Set exercise -> Write out the entries verbatim and leave the images out of the copy.

Rows ->
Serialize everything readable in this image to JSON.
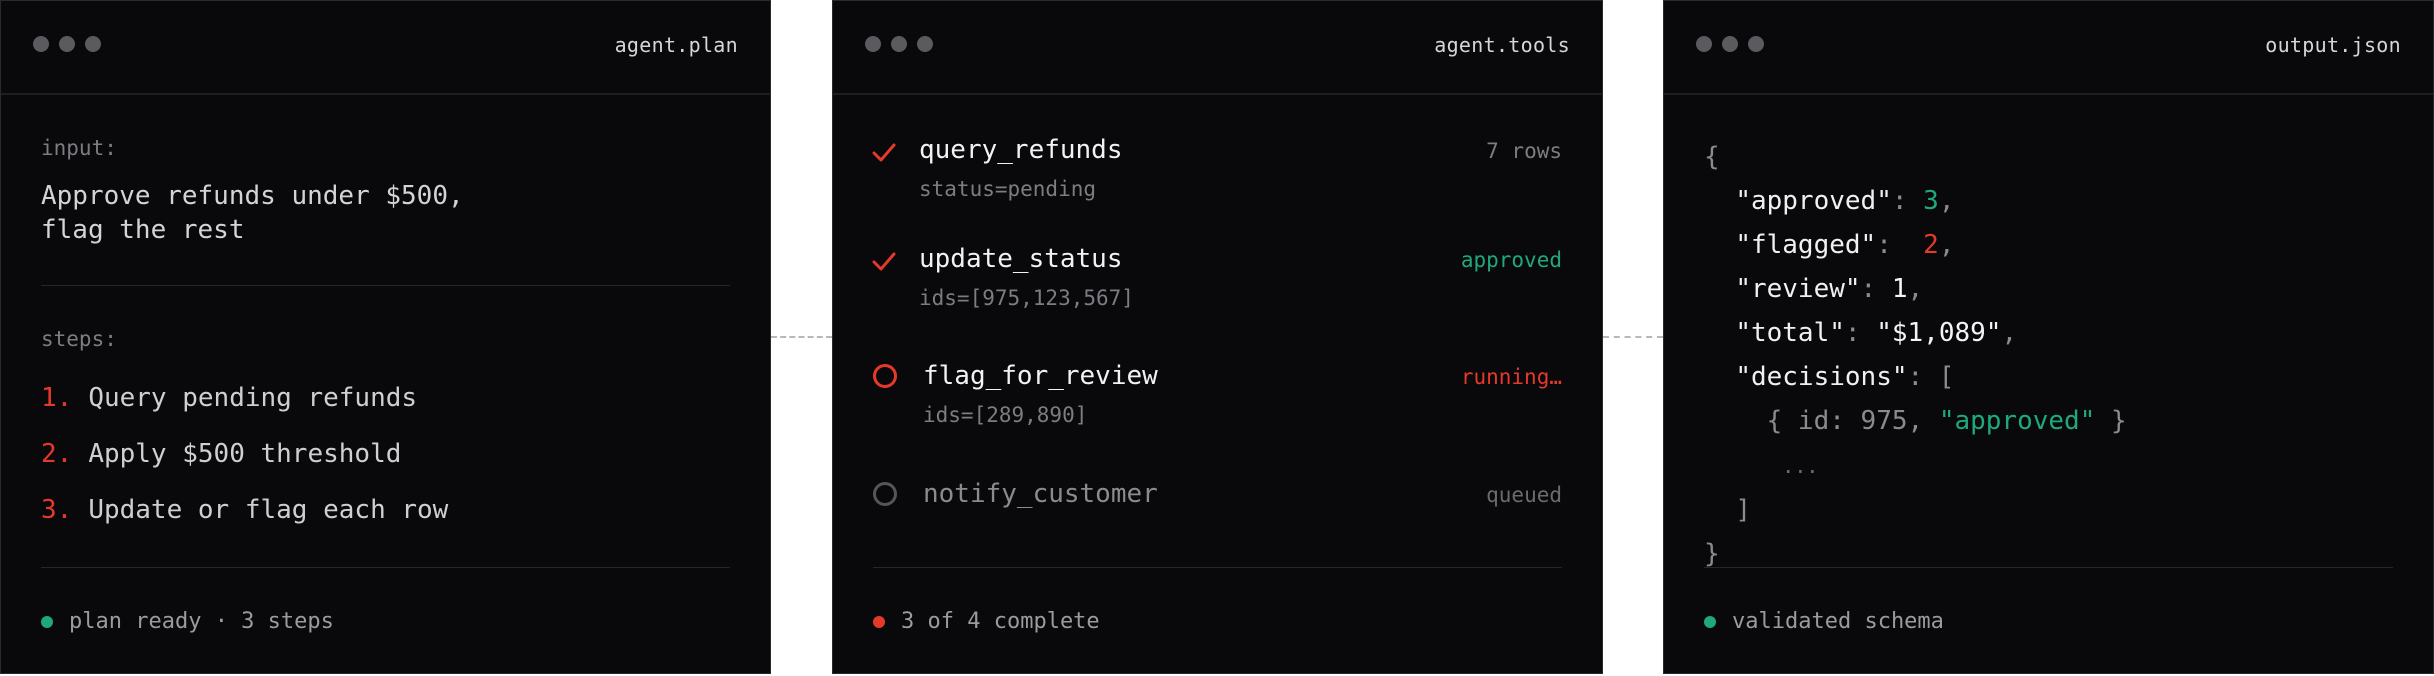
{
  "plan": {
    "window_title": "agent.plan",
    "input_label": "input:",
    "input_text": "Approve refunds under $500,\nflag the rest",
    "steps_label": "steps:",
    "steps": [
      {
        "num": "1.",
        "text": "Query pending refunds"
      },
      {
        "num": "2.",
        "text": "Apply $500 threshold"
      },
      {
        "num": "3.",
        "text": "Update or flag each row"
      }
    ],
    "footer": "plan ready · 3 steps"
  },
  "tools": {
    "window_title": "agent.tools",
    "items": [
      {
        "name": "query_refunds",
        "args": "status=pending",
        "status": "7 rows",
        "state": "done"
      },
      {
        "name": "update_status",
        "args": "ids=[975,123,567]",
        "status": "approved",
        "state": "done"
      },
      {
        "name": "flag_for_review",
        "args": "ids=[289,890]",
        "status": "running…",
        "state": "running"
      },
      {
        "name": "notify_customer",
        "args": "",
        "status": "queued",
        "state": "queued"
      }
    ],
    "footer": "3 of 4 complete"
  },
  "output": {
    "window_title": "output.json",
    "open_brace": "{",
    "approved_key": "\"approved\"",
    "approved_val": "3",
    "flagged_key": "\"flagged\"",
    "flagged_val": "2",
    "review_key": "\"review\"",
    "review_val": "1",
    "total_key": "\"total\"",
    "total_val": "\"$1,089\"",
    "decisions_key": "\"decisions\"",
    "decision_entry_prefix": "{ id: 975, ",
    "decision_entry_value": "\"approved\"",
    "decision_entry_suffix": " }",
    "ellipsis": "...",
    "close_bracket": "]",
    "close_brace": "}",
    "footer": "validated schema"
  },
  "colors": {
    "accent_red": "#e5392a",
    "accent_green": "#1fa97a",
    "panel_bg": "#09090b"
  }
}
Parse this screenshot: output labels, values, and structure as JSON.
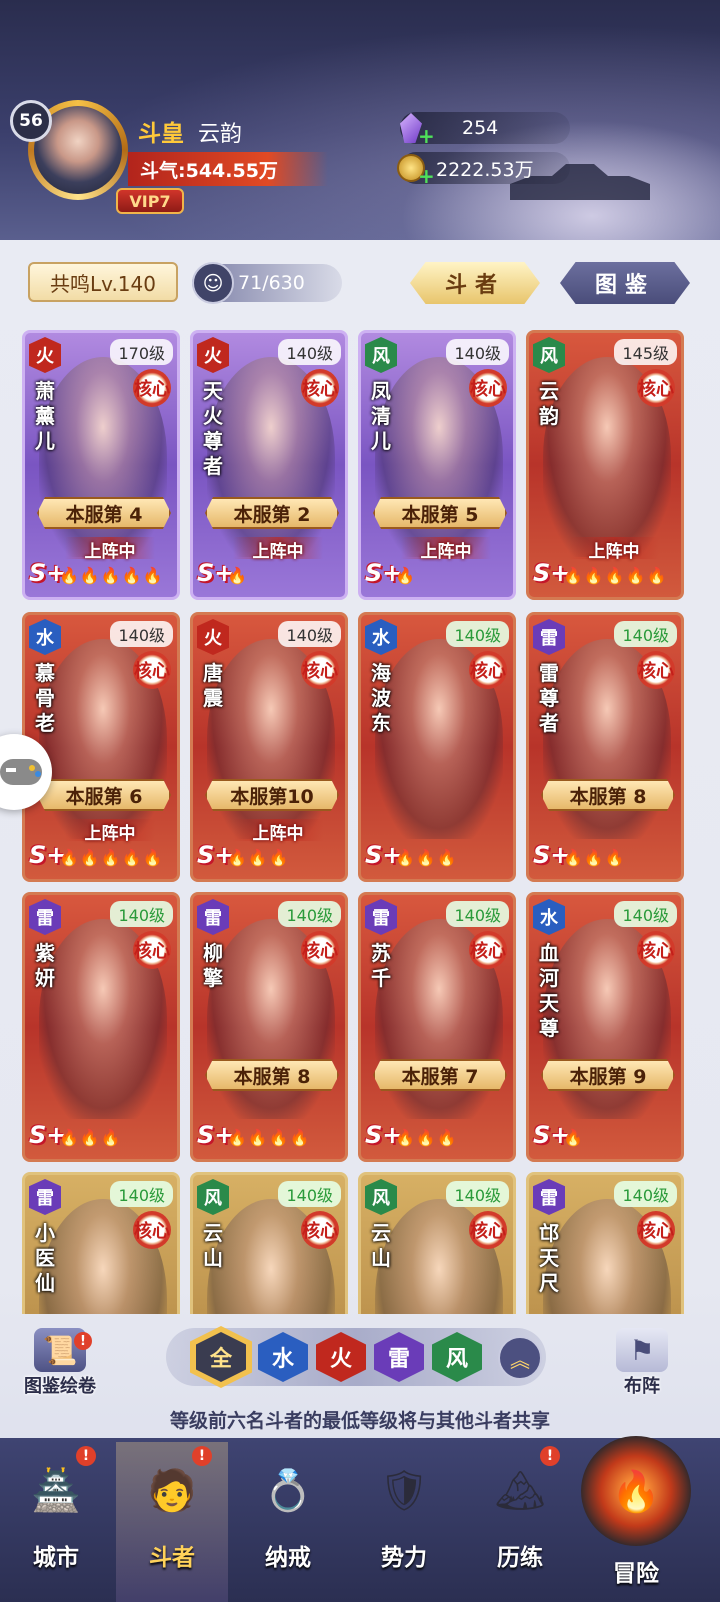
{
  "player": {
    "level": "56",
    "rank_title": "斗皇",
    "name": "云韵",
    "power": "斗气:544.55万",
    "vip": "VIP7"
  },
  "resources": {
    "gem": "254",
    "gold": "2222.53万"
  },
  "subbar": {
    "resonance": "共鸣Lv.140",
    "hero_count": "71/630",
    "tab_fighters": "斗者",
    "tab_codex": "图鉴"
  },
  "core_label": "核心",
  "deploy_label": "上阵中",
  "splus": "S+",
  "cards": [
    {
      "element": "火",
      "elem_color": "fire",
      "level": "170级",
      "name": "萧薰儿",
      "server_rank": "本服第 4",
      "deployed": true,
      "flames": "🔥🔥🔥🔥🔥",
      "frame": "purple",
      "level_green": false
    },
    {
      "element": "火",
      "elem_color": "fire",
      "level": "140级",
      "name": "天火尊者",
      "server_rank": "本服第 2",
      "deployed": true,
      "flames": "🔥",
      "frame": "purple",
      "level_green": false
    },
    {
      "element": "风",
      "elem_color": "wind",
      "level": "140级",
      "name": "凤清儿",
      "server_rank": "本服第 5",
      "deployed": true,
      "flames": "🔥",
      "frame": "purple",
      "level_green": false
    },
    {
      "element": "风",
      "elem_color": "wind",
      "level": "145级",
      "name": "云韵",
      "server_rank": "",
      "deployed": true,
      "flames": "🔥🔥🔥🔥🔥",
      "frame": "red",
      "level_green": false
    },
    {
      "element": "水",
      "elem_color": "water",
      "level": "140级",
      "name": "慕骨老",
      "server_rank": "本服第 6",
      "deployed": true,
      "flames": "🔥🔥🔥🔥🔥",
      "frame": "red",
      "level_green": false
    },
    {
      "element": "火",
      "elem_color": "fire",
      "level": "140级",
      "name": "唐震",
      "server_rank": "本服第10",
      "deployed": true,
      "flames": "🔥🔥🔥",
      "frame": "red",
      "level_green": false
    },
    {
      "element": "水",
      "elem_color": "water",
      "level": "140级",
      "name": "海波东",
      "server_rank": "",
      "deployed": false,
      "flames": "🔥🔥🔥",
      "frame": "red",
      "level_green": true
    },
    {
      "element": "雷",
      "elem_color": "thunder",
      "level": "140级",
      "name": "雷尊者",
      "server_rank": "本服第 8",
      "deployed": false,
      "flames": "🔥🔥🔥",
      "frame": "red",
      "level_green": true
    },
    {
      "element": "雷",
      "elem_color": "thunder",
      "level": "140级",
      "name": "紫妍",
      "server_rank": "",
      "deployed": false,
      "flames": "🔥🔥🔥",
      "frame": "red",
      "level_green": true
    },
    {
      "element": "雷",
      "elem_color": "thunder",
      "level": "140级",
      "name": "柳擎",
      "server_rank": "本服第 8",
      "deployed": false,
      "flames": "🔥🔥🔥🔥",
      "frame": "red",
      "level_green": true
    },
    {
      "element": "雷",
      "elem_color": "thunder",
      "level": "140级",
      "name": "苏千",
      "server_rank": "本服第 7",
      "deployed": false,
      "flames": "🔥🔥🔥",
      "frame": "red",
      "level_green": true
    },
    {
      "element": "水",
      "elem_color": "water",
      "level": "140级",
      "name": "血河天尊",
      "server_rank": "本服第 9",
      "deployed": false,
      "flames": "🔥",
      "frame": "red",
      "level_green": true
    },
    {
      "element": "雷",
      "elem_color": "thunder",
      "level": "140级",
      "name": "小医仙",
      "server_rank": "",
      "deployed": false,
      "flames": "",
      "frame": "gold",
      "level_green": true
    },
    {
      "element": "风",
      "elem_color": "wind",
      "level": "140级",
      "name": "云山",
      "server_rank": "",
      "deployed": false,
      "flames": "",
      "frame": "gold",
      "level_green": true
    },
    {
      "element": "风",
      "elem_color": "wind",
      "level": "140级",
      "name": "云山",
      "server_rank": "",
      "deployed": false,
      "flames": "",
      "frame": "gold",
      "level_green": true
    },
    {
      "element": "雷",
      "elem_color": "thunder",
      "level": "140级",
      "name": "邙天尺",
      "server_rank": "",
      "deployed": false,
      "flames": "",
      "frame": "gold",
      "level_green": true
    }
  ],
  "filter": {
    "all": "全",
    "water": "水",
    "fire": "火",
    "thunder": "雷",
    "wind": "风"
  },
  "side": {
    "codex_label": "图鉴绘卷",
    "formation_label": "布阵",
    "badge": "!"
  },
  "tip": "等级前六名斗者的最低等级将与其他斗者共享",
  "nav": [
    {
      "label": "城市",
      "badge": "!",
      "icon": "city-icon"
    },
    {
      "label": "斗者",
      "badge": "!",
      "icon": "fighter-icon"
    },
    {
      "label": "纳戒",
      "badge": "",
      "icon": "ring-icon"
    },
    {
      "label": "势力",
      "badge": "",
      "icon": "faction-icon"
    },
    {
      "label": "历练",
      "badge": "!",
      "icon": "training-icon"
    },
    {
      "label": "冒险",
      "badge": "",
      "icon": "adventure-icon"
    }
  ]
}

Exercise answer ->
Serialize everything readable in this image to JSON.
{
  "plan": {
    "window_title": "agent.plan",
    "input_label": "input:",
    "input_text": "Approve refunds under $500,\nflag the rest",
    "steps_label": "steps:",
    "steps": [
      {
        "num": "1.",
        "text": "Query pending refunds"
      },
      {
        "num": "2.",
        "text": "Apply $500 threshold"
      },
      {
        "num": "3.",
        "text": "Update or flag each row"
      }
    ],
    "footer": "plan ready · 3 steps"
  },
  "tools": {
    "window_title": "agent.tools",
    "items": [
      {
        "name": "query_refunds",
        "args": "status=pending",
        "status": "7 rows",
        "state": "done"
      },
      {
        "name": "update_status",
        "args": "ids=[975,123,567]",
        "status": "approved",
        "state": "done"
      },
      {
        "name": "flag_for_review",
        "args": "ids=[289,890]",
        "status": "running…",
        "state": "running"
      },
      {
        "name": "notify_customer",
        "args": "",
        "status": "queued",
        "state": "queued"
      }
    ],
    "footer": "3 of 4 complete"
  },
  "output": {
    "window_title": "output.json",
    "open_brace": "{",
    "approved_key": "\"approved\"",
    "approved_val": "3",
    "flagged_key": "\"flagged\"",
    "flagged_val": "2",
    "review_key": "\"review\"",
    "review_val": "1",
    "total_key": "\"total\"",
    "total_val": "\"$1,089\"",
    "decisions_key": "\"decisions\"",
    "decision_entry_prefix": "{ id: 975, ",
    "decision_entry_value": "\"approved\"",
    "decision_entry_suffix": " }",
    "ellipsis": "...",
    "close_bracket": "]",
    "close_brace": "}",
    "footer": "validated schema"
  },
  "colors": {
    "accent_red": "#e5392a",
    "accent_green": "#1fa97a",
    "panel_bg": "#09090b"
  }
}
Parse this screenshot: output labels, values, and structure as JSON.
{
  "player": {
    "level": "56",
    "rank_title": "斗皇",
    "name": "云韵",
    "power": "斗气:544.55万",
    "vip": "VIP7"
  },
  "resources": {
    "gem": "254",
    "gold": "2222.53万"
  },
  "subbar": {
    "resonance": "共鸣Lv.140",
    "hero_count": "71/630",
    "tab_fighters": "斗者",
    "tab_codex": "图鉴"
  },
  "core_label": "核心",
  "deploy_label": "上阵中",
  "splus": "S+",
  "cards": [
    {
      "element": "火",
      "elem_color": "fire",
      "level": "170级",
      "name": "萧薰儿",
      "server_rank": "本服第 4",
      "deployed": true,
      "flames": "🔥🔥🔥🔥🔥",
      "frame": "purple",
      "level_green": false
    },
    {
      "element": "火",
      "elem_color": "fire",
      "level": "140级",
      "name": "天火尊者",
      "server_rank": "本服第 2",
      "deployed": true,
      "flames": "🔥",
      "frame": "purple",
      "level_green": false
    },
    {
      "element": "风",
      "elem_color": "wind",
      "level": "140级",
      "name": "凤清儿",
      "server_rank": "本服第 5",
      "deployed": true,
      "flames": "🔥",
      "frame": "purple",
      "level_green": false
    },
    {
      "element": "风",
      "elem_color": "wind",
      "level": "145级",
      "name": "云韵",
      "server_rank": "",
      "deployed": true,
      "flames": "🔥🔥🔥🔥🔥",
      "frame": "red",
      "level_green": false
    },
    {
      "element": "水",
      "elem_color": "water",
      "level": "140级",
      "name": "慕骨老",
      "server_rank": "本服第 6",
      "deployed": true,
      "flames": "🔥🔥🔥🔥🔥",
      "frame": "red",
      "level_green": false
    },
    {
      "element": "火",
      "elem_color": "fire",
      "level": "140级",
      "name": "唐震",
      "server_rank": "本服第10",
      "deployed": true,
      "flames": "🔥🔥🔥",
      "frame": "red",
      "level_green": false
    },
    {
      "element": "水",
      "elem_color": "water",
      "level": "140级",
      "name": "海波东",
      "server_rank": "",
      "deployed": false,
      "flames": "🔥🔥🔥",
      "frame": "red",
      "level_green": true
    },
    {
      "element": "雷",
      "elem_color": "thunder",
      "level": "140级",
      "name": "雷尊者",
      "server_rank": "本服第 8",
      "deployed": false,
      "flames": "🔥🔥🔥",
      "frame": "red",
      "level_green": true
    },
    {
      "element": "雷",
      "elem_color": "thunder",
      "level": "140级",
      "name": "紫妍",
      "server_rank": "",
      "deployed": false,
      "flames": "🔥🔥🔥",
      "frame": "red",
      "level_green": true
    },
    {
      "element": "雷",
      "elem_color": "thunder",
      "level": "140级",
      "name": "柳擎",
      "server_rank": "本服第 8",
      "deployed": false,
      "flames": "🔥🔥🔥🔥",
      "frame": "red",
      "level_green": true
    },
    {
      "element": "雷",
      "elem_color": "thunder",
      "level": "140级",
      "name": "苏千",
      "server_rank": "本服第 7",
      "deployed": false,
      "flames": "🔥🔥🔥",
      "frame": "red",
      "level_green": true
    },
    {
      "element": "水",
      "elem_color": "water",
      "level": "140级",
      "name": "血河天尊",
      "server_rank": "本服第 9",
      "deployed": false,
      "flames": "🔥",
      "frame": "red",
      "level_green": true
    },
    {
      "element": "雷",
      "elem_color": "thunder",
      "level": "140级",
      "name": "小医仙",
      "server_rank": "",
      "deployed": false,
      "flames": "",
      "frame": "gold",
      "level_green": true
    },
    {
      "element": "风",
      "elem_color": "wind",
      "level": "140级",
      "name": "云山",
      "server_rank": "",
      "deployed": false,
      "flames": "",
      "frame": "gold",
      "level_green": true
    },
    {
      "element": "风",
      "elem_color": "wind",
      "level": "140级",
      "name": "云山",
      "server_rank": "",
      "deployed": false,
      "flames": "",
      "frame": "gold",
      "level_green": true
    },
    {
      "element": "雷",
      "elem_color": "thunder",
      "level": "140级",
      "name": "邙天尺",
      "server_rank": "",
      "deployed": false,
      "flames": "",
      "frame": "gold",
      "level_green": true
    }
  ],
  "filter": {
    "all": "全",
    "water": "水",
    "fire": "火",
    "thunder": "雷",
    "wind": "风"
  },
  "side": {
    "codex_label": "图鉴绘卷",
    "formation_label": "布阵",
    "badge": "!"
  },
  "tip": "等级前六名斗者的最低等级将与其他斗者共享",
  "nav": [
    {
      "label": "城市",
      "badge": "!",
      "icon": "city-icon"
    },
    {
      "label": "斗者",
      "badge": "!",
      "icon": "fighter-icon"
    },
    {
      "label": "纳戒",
      "badge": "",
      "icon": "ring-icon"
    },
    {
      "label": "势力",
      "badge": "",
      "icon": "faction-icon"
    },
    {
      "label": "历练",
      "badge": "!",
      "icon": "training-icon"
    },
    {
      "label": "冒险",
      "badge": "",
      "icon": "adventure-icon"
    }
  ]
}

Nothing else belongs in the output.